_Exercise directions_
Each line of the material below that holds the word "color" needs to be copied.

Data extracted from a collection:
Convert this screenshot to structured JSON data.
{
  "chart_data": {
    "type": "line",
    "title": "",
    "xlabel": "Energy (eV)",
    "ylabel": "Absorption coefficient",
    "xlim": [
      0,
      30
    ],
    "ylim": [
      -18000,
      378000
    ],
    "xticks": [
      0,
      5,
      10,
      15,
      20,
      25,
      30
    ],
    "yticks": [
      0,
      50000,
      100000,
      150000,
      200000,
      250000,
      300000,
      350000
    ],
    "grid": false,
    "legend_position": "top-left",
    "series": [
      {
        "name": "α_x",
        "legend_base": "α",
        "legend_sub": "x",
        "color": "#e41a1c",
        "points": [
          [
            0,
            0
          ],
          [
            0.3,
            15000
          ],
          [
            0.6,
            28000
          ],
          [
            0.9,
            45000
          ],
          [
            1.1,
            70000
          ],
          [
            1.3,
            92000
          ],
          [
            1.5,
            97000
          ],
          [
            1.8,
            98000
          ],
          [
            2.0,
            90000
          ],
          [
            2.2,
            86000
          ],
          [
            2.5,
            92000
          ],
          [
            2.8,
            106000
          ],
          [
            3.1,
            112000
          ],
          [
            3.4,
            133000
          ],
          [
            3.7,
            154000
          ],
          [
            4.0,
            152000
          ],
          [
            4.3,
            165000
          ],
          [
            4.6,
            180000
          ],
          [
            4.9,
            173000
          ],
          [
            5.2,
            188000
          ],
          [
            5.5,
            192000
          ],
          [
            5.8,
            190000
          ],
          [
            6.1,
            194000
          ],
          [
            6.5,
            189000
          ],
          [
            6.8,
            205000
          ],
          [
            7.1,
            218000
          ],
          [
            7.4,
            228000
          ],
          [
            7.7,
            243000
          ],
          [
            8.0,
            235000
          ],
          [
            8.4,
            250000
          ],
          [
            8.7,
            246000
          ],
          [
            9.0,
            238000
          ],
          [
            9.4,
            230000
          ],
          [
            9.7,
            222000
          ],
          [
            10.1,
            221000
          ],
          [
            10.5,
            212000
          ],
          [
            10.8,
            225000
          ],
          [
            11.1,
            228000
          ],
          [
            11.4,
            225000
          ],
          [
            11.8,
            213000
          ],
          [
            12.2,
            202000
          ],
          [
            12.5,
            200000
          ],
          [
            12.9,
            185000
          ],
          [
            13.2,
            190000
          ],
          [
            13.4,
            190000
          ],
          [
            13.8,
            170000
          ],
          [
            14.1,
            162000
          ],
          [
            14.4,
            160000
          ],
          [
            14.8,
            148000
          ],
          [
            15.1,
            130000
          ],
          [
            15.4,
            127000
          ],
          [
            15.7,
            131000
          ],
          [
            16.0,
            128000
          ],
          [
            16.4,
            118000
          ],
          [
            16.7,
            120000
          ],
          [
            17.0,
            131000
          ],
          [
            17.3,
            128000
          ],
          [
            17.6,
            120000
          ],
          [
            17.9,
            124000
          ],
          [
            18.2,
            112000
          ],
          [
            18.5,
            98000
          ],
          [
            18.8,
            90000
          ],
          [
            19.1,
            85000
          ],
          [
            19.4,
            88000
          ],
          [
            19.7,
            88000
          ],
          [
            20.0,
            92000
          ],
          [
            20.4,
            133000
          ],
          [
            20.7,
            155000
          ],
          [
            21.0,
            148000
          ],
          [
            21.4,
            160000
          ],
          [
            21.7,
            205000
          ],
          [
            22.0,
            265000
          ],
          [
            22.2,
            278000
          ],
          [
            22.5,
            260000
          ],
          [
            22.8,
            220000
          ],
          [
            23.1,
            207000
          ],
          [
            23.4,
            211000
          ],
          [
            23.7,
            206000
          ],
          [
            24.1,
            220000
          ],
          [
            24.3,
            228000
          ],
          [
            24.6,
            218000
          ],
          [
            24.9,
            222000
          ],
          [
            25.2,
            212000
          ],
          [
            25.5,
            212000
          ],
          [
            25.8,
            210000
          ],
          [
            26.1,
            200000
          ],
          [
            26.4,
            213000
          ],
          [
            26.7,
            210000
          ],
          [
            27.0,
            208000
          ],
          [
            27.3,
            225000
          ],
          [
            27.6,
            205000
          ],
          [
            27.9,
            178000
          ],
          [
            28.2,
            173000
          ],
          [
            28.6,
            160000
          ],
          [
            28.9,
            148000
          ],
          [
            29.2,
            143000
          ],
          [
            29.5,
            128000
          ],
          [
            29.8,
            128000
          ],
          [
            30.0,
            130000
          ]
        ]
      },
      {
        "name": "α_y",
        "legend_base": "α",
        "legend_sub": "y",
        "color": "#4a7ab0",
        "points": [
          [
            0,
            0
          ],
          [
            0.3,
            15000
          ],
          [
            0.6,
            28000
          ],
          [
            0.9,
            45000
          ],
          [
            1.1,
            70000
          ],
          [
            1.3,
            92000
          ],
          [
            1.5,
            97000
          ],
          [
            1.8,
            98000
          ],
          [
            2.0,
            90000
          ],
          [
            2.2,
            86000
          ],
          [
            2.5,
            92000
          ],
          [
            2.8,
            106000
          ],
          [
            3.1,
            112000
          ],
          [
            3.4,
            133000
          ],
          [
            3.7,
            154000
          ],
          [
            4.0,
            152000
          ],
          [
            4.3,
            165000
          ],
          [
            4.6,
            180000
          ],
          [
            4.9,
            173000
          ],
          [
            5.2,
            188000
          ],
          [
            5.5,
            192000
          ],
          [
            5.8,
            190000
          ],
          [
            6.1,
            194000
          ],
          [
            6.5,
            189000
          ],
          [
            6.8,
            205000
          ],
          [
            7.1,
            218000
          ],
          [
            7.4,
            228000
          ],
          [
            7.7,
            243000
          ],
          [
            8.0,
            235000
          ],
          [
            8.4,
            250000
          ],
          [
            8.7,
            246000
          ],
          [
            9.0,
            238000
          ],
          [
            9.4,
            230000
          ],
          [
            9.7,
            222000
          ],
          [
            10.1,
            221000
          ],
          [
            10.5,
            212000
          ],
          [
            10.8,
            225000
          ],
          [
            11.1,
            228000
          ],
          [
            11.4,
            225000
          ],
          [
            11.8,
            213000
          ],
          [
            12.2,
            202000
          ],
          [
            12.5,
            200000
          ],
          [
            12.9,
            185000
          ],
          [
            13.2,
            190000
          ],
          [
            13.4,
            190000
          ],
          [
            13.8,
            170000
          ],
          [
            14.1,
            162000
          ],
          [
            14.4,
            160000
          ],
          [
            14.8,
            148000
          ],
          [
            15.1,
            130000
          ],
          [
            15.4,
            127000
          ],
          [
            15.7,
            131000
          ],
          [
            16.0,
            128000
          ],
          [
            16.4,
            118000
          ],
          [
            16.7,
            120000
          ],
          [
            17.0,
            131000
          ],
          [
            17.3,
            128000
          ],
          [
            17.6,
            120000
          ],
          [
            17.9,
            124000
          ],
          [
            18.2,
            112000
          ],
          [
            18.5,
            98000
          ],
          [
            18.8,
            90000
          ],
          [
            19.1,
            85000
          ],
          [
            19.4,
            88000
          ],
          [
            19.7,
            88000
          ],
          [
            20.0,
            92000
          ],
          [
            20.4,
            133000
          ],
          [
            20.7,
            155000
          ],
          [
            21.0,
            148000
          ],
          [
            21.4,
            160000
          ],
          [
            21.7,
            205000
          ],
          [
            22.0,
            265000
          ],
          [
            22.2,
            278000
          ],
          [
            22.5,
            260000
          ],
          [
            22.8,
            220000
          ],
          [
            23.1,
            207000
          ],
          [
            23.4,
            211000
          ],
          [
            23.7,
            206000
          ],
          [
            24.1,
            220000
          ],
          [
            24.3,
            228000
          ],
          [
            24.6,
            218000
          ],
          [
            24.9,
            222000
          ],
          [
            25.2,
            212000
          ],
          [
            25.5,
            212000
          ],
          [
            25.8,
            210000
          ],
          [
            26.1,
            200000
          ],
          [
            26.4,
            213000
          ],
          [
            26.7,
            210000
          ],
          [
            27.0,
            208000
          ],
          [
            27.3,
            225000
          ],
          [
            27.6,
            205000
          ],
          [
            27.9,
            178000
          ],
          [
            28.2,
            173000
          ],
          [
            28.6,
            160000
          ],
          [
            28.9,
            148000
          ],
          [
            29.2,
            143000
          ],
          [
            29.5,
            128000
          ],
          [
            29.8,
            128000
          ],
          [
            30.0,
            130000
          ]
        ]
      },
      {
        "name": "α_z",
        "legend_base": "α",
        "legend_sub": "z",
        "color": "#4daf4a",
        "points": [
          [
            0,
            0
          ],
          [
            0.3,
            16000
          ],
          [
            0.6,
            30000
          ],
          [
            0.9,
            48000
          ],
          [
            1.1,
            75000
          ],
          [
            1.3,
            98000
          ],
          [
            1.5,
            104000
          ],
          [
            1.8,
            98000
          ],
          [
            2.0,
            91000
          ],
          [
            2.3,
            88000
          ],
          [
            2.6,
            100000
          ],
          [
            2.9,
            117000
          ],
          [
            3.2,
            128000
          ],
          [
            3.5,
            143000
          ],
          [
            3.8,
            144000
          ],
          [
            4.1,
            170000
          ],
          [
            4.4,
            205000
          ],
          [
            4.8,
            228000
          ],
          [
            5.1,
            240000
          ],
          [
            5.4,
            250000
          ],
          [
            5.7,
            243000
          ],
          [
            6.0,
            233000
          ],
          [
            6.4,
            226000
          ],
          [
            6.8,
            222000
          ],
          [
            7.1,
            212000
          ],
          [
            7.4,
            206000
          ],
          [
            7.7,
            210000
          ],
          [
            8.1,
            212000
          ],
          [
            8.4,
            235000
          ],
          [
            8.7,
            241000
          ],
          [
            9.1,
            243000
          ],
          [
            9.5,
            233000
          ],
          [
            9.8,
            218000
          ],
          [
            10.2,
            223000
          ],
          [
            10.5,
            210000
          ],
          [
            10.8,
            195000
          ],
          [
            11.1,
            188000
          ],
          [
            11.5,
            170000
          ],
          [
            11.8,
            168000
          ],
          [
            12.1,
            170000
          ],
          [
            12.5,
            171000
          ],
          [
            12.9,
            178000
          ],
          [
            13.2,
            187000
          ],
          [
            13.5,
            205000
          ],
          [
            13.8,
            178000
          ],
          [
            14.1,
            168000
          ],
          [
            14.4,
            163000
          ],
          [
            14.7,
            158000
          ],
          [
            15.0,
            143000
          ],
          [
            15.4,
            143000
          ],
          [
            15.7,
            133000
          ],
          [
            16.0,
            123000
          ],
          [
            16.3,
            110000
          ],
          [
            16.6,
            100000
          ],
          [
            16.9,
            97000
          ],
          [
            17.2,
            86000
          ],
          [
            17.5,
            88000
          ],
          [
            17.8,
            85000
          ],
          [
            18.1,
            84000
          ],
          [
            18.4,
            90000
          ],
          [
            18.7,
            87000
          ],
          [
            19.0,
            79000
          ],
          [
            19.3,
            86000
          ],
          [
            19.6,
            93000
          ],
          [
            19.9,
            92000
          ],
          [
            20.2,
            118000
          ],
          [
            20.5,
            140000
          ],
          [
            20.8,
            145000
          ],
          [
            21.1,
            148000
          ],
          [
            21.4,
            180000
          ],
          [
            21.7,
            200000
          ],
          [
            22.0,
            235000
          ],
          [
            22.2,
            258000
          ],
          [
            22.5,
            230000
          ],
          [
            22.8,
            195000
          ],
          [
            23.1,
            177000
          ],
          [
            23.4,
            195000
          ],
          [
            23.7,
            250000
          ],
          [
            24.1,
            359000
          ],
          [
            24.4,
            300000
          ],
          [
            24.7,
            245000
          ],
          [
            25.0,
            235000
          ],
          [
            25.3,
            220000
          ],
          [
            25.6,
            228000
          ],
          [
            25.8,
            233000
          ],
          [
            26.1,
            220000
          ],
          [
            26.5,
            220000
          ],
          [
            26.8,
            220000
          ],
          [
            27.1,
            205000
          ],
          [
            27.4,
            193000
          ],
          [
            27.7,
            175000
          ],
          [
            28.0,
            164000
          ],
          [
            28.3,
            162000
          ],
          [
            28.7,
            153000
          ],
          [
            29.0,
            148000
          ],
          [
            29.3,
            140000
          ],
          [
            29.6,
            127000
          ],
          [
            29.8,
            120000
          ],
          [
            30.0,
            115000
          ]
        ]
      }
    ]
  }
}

_Exercise response_
        "color": "#e41a1c",
        "color": "#4a7ab0",
        "color": "#4daf4a",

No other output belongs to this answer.